┏━━

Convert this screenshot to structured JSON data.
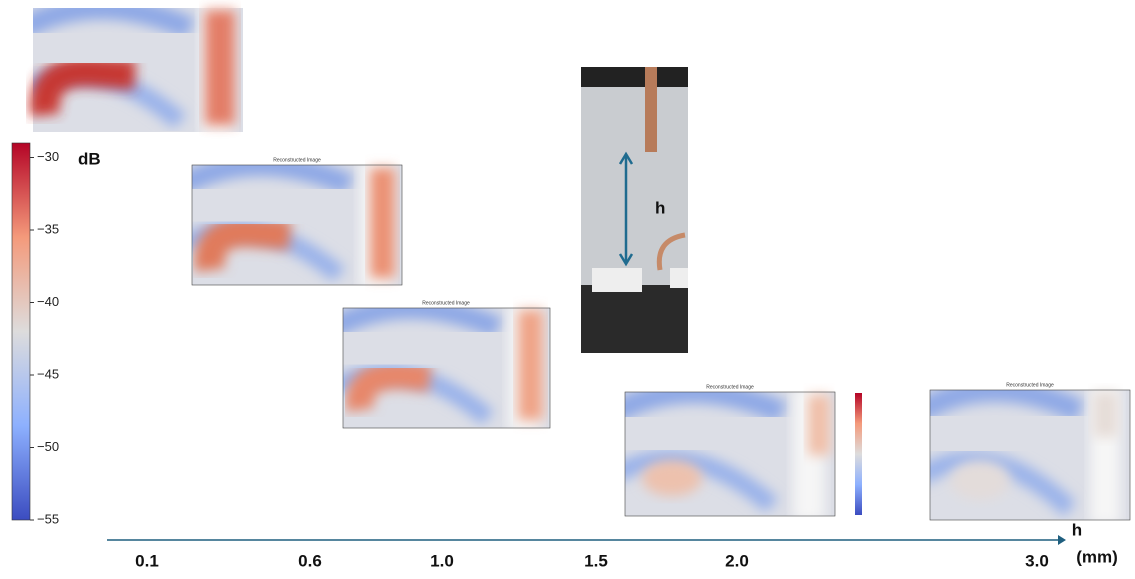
{
  "colorbar": {
    "label": "dB",
    "lim": [
      -55,
      -29
    ],
    "ticks": [
      {
        "value": -30,
        "label": "−30"
      },
      {
        "value": -35,
        "label": "−35"
      },
      {
        "value": -40,
        "label": "−40"
      },
      {
        "value": -45,
        "label": "−45"
      },
      {
        "value": -50,
        "label": "−50"
      },
      {
        "value": -55,
        "label": "−55"
      }
    ]
  },
  "axis": {
    "name": "h",
    "unit": "(mm)",
    "ticks": [
      "0.1",
      "0.6",
      "1.0",
      "1.5",
      "2.0",
      "3.0"
    ]
  },
  "images": [
    {
      "title": "Reconstructed Image"
    },
    {
      "title": "Reconstructed Image"
    },
    {
      "title": "Reconstructed Image"
    },
    {
      "title": "Reconstructed Image"
    }
  ],
  "photo": {
    "label": "h"
  }
}
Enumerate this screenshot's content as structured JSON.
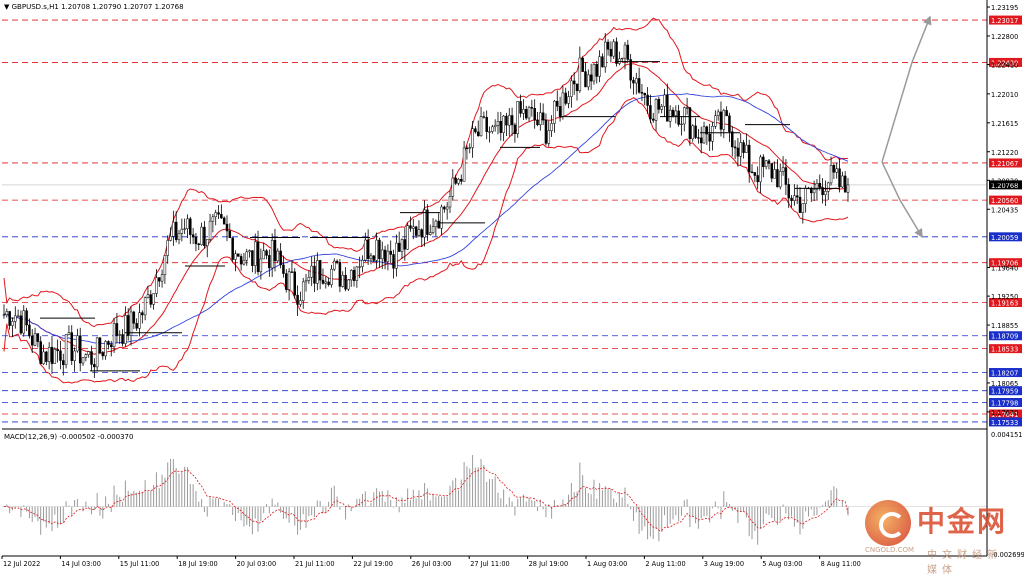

┗━━

## Short problem:
Repeat the material above word for word, please, apart from its images.

## Solution to this exercise:
Convert this screenshot to structured JSON data.
{
  "colorbar": {
    "label": "dB",
    "lim": [
      -55,
      -29
    ],
    "ticks": [
      {
        "value": -30,
        "label": "−30"
      },
      {
        "value": -35,
        "label": "−35"
      },
      {
        "value": -40,
        "label": "−40"
      },
      {
        "value": -45,
        "label": "−45"
      },
      {
        "value": -50,
        "label": "−50"
      },
      {
        "value": -55,
        "label": "−55"
      }
    ]
  },
  "axis": {
    "name": "h",
    "unit": "(mm)",
    "ticks": [
      "0.1",
      "0.6",
      "1.0",
      "1.5",
      "2.0",
      "3.0"
    ]
  },
  "images": [
    {
      "title": "Reconstructed Image"
    },
    {
      "title": "Reconstructed Image"
    },
    {
      "title": "Reconstructed Image"
    },
    {
      "title": "Reconstructed Image"
    }
  ],
  "photo": {
    "label": "h"
  }
}
Enumerate this screenshot's content as structured JSON.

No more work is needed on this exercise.